* The problem *
Count the lines below that contain the string "rail" and reply with only that number.

(Element and region listings)
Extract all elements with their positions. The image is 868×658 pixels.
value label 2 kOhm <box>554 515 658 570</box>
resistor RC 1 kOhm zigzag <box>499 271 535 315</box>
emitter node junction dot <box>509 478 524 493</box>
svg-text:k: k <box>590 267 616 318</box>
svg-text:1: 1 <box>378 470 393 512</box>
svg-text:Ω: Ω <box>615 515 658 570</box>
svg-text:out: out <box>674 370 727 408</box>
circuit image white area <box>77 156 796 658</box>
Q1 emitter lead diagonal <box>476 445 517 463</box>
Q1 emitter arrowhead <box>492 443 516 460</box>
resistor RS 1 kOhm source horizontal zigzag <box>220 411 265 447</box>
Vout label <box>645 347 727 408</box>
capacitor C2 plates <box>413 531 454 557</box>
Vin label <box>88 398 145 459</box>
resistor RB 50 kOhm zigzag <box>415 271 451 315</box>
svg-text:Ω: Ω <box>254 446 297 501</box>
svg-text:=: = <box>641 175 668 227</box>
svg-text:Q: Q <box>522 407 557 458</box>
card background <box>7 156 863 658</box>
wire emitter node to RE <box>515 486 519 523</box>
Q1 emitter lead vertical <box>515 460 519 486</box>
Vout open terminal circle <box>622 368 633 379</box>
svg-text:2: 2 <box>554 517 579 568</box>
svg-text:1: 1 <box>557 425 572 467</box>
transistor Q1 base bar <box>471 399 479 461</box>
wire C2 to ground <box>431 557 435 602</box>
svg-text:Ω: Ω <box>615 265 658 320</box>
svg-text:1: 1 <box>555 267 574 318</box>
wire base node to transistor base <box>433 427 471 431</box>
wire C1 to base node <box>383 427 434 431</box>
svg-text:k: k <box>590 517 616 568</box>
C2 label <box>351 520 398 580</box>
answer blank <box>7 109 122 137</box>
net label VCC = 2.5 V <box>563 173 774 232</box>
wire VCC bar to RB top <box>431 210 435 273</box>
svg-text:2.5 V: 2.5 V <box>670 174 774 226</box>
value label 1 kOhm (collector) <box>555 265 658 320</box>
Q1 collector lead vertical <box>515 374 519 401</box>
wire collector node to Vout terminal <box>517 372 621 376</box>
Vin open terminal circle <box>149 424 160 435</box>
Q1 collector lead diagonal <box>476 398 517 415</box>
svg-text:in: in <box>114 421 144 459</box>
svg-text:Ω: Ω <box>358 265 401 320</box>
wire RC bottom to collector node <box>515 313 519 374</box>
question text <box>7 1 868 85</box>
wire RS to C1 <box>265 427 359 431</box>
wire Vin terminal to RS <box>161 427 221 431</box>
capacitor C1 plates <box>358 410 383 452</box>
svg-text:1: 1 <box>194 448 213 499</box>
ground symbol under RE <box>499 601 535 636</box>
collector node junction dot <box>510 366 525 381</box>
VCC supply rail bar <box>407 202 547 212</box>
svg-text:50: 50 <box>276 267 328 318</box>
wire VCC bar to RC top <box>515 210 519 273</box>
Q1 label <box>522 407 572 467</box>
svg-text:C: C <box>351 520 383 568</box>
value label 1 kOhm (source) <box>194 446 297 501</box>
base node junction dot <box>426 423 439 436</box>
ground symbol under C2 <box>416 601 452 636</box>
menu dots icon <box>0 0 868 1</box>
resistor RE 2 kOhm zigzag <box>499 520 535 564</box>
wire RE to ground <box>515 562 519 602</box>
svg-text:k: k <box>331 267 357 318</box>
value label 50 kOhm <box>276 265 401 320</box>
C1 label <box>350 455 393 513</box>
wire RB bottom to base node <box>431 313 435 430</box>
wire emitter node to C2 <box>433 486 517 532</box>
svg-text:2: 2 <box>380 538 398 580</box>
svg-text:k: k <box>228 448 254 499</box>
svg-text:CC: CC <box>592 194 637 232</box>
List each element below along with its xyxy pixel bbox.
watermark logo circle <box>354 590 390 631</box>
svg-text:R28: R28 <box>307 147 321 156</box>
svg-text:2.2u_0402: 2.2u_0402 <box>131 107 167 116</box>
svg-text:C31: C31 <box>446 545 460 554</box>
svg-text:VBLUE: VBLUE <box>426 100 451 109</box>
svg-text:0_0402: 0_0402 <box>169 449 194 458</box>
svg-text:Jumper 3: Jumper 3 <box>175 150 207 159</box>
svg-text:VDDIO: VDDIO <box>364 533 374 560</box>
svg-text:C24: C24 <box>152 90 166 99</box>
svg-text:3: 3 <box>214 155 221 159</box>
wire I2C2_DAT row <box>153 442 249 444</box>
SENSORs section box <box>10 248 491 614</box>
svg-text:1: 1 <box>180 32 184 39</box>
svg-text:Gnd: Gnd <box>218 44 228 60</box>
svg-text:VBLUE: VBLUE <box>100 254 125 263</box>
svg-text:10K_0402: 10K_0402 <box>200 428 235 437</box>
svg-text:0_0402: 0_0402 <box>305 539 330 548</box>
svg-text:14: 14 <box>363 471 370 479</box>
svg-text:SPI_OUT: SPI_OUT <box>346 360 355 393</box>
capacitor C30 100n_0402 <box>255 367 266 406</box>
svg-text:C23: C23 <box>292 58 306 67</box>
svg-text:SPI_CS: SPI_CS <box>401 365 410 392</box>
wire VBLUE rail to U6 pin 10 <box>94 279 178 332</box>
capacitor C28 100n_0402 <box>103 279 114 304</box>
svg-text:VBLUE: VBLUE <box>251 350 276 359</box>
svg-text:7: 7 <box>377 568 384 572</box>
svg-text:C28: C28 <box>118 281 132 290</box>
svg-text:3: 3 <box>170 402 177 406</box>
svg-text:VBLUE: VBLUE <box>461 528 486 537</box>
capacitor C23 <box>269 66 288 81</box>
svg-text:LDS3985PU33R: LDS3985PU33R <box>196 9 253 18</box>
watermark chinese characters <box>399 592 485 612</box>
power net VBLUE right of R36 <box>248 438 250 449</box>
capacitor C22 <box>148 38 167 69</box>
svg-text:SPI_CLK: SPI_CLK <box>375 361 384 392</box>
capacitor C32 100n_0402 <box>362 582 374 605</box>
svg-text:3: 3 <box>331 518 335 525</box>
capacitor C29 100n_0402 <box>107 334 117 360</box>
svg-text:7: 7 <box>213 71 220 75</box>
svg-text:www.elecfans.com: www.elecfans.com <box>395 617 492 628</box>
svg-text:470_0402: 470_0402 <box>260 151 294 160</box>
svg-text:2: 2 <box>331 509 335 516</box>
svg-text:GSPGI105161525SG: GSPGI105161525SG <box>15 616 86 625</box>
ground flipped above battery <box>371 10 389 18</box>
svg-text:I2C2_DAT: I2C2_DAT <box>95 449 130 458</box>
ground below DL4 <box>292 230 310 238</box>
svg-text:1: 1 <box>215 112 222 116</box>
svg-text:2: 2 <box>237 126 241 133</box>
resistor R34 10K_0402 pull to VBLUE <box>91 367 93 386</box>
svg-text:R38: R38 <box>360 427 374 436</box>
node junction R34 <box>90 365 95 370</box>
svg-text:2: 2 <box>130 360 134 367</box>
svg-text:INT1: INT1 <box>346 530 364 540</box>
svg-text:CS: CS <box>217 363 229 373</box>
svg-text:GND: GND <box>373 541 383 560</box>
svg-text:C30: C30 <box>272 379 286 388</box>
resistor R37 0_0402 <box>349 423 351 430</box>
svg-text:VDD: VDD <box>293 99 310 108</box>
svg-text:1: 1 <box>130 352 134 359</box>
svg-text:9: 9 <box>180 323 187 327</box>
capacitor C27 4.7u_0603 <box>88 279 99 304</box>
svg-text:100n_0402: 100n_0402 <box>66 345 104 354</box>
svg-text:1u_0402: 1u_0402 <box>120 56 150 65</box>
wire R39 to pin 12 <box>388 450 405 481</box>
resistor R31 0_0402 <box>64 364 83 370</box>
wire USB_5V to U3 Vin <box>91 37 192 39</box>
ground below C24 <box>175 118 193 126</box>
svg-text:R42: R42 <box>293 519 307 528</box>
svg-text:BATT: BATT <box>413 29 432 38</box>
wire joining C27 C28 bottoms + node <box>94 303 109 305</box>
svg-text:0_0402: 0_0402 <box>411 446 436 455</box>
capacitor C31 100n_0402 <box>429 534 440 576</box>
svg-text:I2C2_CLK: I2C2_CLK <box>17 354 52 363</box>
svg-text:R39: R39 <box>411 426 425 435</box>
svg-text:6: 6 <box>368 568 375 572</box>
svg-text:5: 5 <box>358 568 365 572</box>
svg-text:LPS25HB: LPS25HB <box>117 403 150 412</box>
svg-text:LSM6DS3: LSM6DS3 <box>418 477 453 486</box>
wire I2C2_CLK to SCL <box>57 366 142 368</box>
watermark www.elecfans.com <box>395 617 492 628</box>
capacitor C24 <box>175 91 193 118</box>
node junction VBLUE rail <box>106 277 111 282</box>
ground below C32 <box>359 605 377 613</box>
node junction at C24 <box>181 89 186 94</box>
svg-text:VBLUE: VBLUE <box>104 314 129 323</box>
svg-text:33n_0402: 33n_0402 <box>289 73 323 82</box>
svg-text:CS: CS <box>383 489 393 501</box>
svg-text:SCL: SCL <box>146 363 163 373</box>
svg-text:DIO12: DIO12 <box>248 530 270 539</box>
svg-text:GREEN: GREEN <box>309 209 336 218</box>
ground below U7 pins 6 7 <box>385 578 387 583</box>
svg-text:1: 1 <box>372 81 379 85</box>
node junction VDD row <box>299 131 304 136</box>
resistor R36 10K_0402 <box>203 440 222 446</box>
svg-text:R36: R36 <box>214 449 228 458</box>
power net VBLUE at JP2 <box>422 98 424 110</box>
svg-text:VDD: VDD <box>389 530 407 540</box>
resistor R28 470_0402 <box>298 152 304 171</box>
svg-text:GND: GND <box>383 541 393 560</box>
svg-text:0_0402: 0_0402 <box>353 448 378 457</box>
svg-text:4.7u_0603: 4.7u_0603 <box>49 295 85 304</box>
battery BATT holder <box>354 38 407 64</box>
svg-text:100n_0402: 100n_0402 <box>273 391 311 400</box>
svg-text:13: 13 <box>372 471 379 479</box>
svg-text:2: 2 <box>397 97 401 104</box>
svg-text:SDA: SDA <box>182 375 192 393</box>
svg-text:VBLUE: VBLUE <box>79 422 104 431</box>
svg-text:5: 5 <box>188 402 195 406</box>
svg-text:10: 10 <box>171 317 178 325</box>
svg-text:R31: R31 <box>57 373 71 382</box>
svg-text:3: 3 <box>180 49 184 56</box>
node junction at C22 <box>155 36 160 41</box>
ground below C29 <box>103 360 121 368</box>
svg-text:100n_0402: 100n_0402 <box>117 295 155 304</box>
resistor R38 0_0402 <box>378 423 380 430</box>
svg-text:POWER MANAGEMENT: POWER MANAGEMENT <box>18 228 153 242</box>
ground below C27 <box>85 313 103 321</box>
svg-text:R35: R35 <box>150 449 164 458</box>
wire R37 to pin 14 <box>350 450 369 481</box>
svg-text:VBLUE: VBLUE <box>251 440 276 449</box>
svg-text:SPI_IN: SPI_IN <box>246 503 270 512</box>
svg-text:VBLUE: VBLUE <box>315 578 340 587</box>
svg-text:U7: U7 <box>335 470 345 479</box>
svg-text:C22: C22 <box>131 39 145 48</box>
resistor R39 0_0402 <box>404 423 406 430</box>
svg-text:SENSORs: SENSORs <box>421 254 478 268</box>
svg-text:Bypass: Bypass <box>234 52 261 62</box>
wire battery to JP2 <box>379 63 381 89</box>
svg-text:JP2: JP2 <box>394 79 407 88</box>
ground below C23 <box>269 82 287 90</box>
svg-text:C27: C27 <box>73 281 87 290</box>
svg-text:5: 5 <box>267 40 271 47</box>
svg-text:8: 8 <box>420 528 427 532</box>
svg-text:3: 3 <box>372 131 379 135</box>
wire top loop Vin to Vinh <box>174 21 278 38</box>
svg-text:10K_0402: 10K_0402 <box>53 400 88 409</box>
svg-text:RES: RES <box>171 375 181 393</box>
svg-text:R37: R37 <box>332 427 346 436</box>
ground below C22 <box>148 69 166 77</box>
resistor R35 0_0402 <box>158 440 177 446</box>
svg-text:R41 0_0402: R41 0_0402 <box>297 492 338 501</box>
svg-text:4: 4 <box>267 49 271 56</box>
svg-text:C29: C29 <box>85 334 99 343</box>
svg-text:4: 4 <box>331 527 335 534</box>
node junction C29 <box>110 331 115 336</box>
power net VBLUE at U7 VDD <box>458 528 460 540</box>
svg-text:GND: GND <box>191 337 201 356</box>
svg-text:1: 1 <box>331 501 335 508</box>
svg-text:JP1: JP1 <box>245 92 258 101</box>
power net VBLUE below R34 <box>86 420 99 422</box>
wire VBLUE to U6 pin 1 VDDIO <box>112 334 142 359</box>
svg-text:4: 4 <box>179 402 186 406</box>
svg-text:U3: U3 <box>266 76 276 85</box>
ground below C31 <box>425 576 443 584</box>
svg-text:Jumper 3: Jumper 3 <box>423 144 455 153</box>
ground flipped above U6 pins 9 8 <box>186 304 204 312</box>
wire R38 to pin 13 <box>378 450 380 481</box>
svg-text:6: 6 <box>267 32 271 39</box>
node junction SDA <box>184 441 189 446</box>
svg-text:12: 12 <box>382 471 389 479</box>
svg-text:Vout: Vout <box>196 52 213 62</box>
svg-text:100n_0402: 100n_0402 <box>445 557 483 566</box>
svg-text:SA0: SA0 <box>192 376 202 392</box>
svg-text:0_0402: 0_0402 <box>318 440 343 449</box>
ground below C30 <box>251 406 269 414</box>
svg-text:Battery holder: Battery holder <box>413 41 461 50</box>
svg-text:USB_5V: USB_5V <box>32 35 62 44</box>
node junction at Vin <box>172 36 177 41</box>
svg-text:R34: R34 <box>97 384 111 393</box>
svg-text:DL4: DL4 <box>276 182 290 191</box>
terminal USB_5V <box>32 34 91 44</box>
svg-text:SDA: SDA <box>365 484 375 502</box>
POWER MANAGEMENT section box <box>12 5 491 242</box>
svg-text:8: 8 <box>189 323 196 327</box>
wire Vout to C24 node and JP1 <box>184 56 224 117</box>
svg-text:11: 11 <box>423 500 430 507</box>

* Solution to this task *
3